### Description of the task
Return every line below as is, leaving out the pictures.

=== Extracted entries ===

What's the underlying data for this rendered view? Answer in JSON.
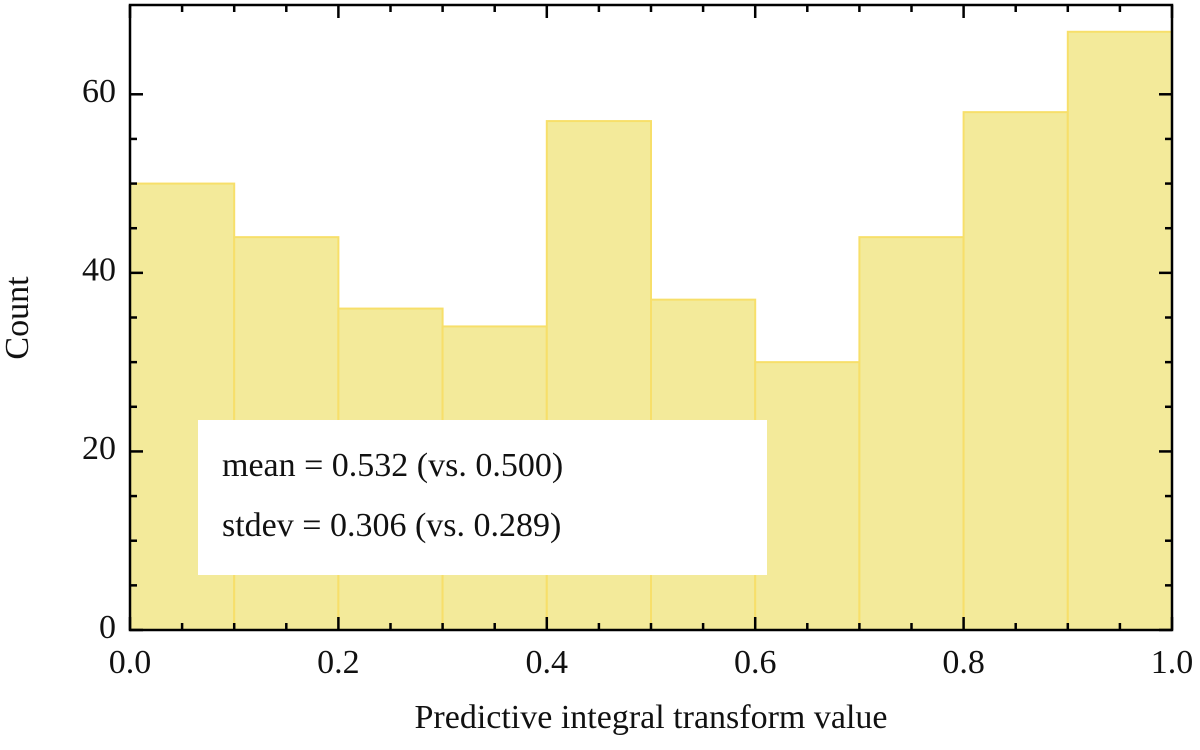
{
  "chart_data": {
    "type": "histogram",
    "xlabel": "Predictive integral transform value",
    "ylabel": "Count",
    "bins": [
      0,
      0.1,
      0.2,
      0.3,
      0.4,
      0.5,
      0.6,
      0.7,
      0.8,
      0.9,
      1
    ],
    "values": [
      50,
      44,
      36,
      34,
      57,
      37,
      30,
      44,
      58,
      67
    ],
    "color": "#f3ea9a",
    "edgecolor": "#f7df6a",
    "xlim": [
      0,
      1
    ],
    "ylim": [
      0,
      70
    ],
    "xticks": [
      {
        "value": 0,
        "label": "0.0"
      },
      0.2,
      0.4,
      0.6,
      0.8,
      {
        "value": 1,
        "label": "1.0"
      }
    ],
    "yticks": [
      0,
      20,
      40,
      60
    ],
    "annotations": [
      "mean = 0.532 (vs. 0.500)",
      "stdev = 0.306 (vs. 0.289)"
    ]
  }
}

===

### Correct result
What's the underlying data for this rendered view? Answer in JSON.
{
  "chart_data": {
    "type": "histogram",
    "xlabel": "Predictive integral transform value",
    "ylabel": "Count",
    "bins": [
      0,
      0.1,
      0.2,
      0.3,
      0.4,
      0.5,
      0.6,
      0.7,
      0.8,
      0.9,
      1
    ],
    "values": [
      50,
      44,
      36,
      34,
      57,
      37,
      30,
      44,
      58,
      67
    ],
    "color": "#f3ea9a",
    "edgecolor": "#f7df6a",
    "xlim": [
      0,
      1
    ],
    "ylim": [
      0,
      70
    ],
    "xticks": [
      {
        "value": 0,
        "label": "0.0"
      },
      0.2,
      0.4,
      0.6,
      0.8,
      {
        "value": 1,
        "label": "1.0"
      }
    ],
    "yticks": [
      0,
      20,
      40,
      60
    ],
    "annotations": [
      "mean = 0.532 (vs. 0.500)",
      "stdev = 0.306 (vs. 0.289)"
    ]
  }
}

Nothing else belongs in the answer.